**THE REQUEST**: Write each line out again exactly as written.

**DATA PROVIDED**:

** start **

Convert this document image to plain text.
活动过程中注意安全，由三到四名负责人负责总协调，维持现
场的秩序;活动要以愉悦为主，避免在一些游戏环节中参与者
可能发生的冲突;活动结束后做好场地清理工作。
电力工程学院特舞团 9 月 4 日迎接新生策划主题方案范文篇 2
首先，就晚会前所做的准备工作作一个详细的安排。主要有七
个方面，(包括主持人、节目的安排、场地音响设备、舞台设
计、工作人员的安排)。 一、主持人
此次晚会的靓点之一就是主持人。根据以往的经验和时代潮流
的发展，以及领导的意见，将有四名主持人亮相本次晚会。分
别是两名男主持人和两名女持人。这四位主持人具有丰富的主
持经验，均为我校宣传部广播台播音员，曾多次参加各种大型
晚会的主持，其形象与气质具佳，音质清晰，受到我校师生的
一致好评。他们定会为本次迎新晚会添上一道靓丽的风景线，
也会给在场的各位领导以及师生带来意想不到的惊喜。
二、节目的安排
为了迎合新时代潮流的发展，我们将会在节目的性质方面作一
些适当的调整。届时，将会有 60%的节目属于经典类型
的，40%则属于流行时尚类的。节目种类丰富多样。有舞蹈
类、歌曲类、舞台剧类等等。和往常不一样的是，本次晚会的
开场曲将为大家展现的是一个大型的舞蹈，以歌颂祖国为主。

** end **

**RIGHT ANSWER**:
Convert this document image to plain text.
活动过程中注意安全，由三到四名负责人负责总协调，维持现
场的秩序;活动要以愉悦为主，避免在一些游戏环节中参与者
可能发生的冲突;活动结束后做好场地清理工作。
电力工程学院特舞团 9 月 4 日迎接新生策划主题方案范文篇 2
首先，就晚会前所做的准备工作作一个详细的安排。主要有七
个方面，(包括主持人、节目的安排、场地音响设备、舞台设
计、工作人员的安排)。 一、主持人
此次晚会的靓点之一就是主持人。根据以往的经验和时代潮流
的发展，以及领导的意见，将有四名主持人亮相本次晚会。分
别是两名男主持人和两名女持人。这四位主持人具有丰富的主
持经验，均为我校宣传部广播台播音员，曾多次参加各种大型
晚会的主持，其形象与气质具佳，音质清晰，受到我校师生的
一致好评。他们定会为本次迎新晚会添上一道靓丽的风景线，
也会给在场的各位领导以及师生带来意想不到的惊喜。
二、节目的安排
为了迎合新时代潮流的发展，我们将会在节目的性质方面作一
些适当的调整。届时，将会有 60%的节目属于经典类型
的，40%则属于流行时尚类的。节目种类丰富多样。有舞蹈
类、歌曲类、舞台剧类等等。和往常不一样的是，本次晚会的
开场曲将为大家展现的是一个大型的舞蹈，以歌颂祖国为主。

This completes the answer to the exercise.